**Set exercise:**
Select from the data all lines with the word "this".

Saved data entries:

-- BEGIN --

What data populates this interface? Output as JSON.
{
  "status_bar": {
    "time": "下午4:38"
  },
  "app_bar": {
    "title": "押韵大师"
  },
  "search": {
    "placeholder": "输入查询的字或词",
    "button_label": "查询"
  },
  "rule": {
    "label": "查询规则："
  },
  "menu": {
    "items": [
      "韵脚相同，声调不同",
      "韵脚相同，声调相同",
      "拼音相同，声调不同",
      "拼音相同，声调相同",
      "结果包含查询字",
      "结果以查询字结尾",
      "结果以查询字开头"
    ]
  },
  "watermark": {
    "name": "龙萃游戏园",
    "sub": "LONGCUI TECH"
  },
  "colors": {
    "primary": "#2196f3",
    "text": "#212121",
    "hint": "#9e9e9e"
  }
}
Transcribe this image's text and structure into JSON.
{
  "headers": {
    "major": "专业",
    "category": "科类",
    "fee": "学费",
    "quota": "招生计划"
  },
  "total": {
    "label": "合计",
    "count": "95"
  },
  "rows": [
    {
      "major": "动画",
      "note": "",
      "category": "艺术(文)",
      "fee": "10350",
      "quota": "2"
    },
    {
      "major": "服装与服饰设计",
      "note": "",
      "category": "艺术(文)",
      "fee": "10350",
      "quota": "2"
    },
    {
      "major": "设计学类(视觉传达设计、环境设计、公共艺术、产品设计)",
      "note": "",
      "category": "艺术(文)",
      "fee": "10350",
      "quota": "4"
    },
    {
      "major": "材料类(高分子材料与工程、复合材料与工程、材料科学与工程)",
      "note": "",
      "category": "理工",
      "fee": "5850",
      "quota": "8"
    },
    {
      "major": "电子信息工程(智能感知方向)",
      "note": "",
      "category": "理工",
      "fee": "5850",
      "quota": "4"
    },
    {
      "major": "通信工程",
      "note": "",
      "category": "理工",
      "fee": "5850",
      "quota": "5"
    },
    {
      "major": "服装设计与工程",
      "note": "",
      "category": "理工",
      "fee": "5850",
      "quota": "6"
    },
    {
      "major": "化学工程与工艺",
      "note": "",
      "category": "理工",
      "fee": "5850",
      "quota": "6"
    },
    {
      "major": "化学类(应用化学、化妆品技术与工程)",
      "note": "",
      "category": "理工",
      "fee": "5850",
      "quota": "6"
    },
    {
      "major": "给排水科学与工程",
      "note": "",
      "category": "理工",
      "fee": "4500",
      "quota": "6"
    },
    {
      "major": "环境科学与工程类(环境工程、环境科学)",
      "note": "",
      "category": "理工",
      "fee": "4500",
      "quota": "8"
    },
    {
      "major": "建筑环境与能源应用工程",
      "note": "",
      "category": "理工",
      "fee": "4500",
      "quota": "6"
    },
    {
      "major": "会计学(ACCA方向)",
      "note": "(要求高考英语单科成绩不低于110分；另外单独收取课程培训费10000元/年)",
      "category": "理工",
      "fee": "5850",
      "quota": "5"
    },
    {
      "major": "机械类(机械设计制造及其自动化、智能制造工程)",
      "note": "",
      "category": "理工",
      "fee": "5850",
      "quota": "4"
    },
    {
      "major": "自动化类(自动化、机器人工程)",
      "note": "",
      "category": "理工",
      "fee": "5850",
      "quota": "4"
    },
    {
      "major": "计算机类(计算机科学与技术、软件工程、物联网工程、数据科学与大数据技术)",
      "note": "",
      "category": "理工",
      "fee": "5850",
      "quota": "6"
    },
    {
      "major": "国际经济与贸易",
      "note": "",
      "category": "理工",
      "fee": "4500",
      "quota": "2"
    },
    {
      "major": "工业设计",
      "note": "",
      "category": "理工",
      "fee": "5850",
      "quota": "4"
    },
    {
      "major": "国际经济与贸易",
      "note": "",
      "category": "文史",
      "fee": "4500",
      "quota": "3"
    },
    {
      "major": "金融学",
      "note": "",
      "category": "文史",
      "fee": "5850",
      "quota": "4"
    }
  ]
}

-- END --

**Final result:**
What data populates this interface? Output as JSON.
Transcribe this image's text and structure into JSON.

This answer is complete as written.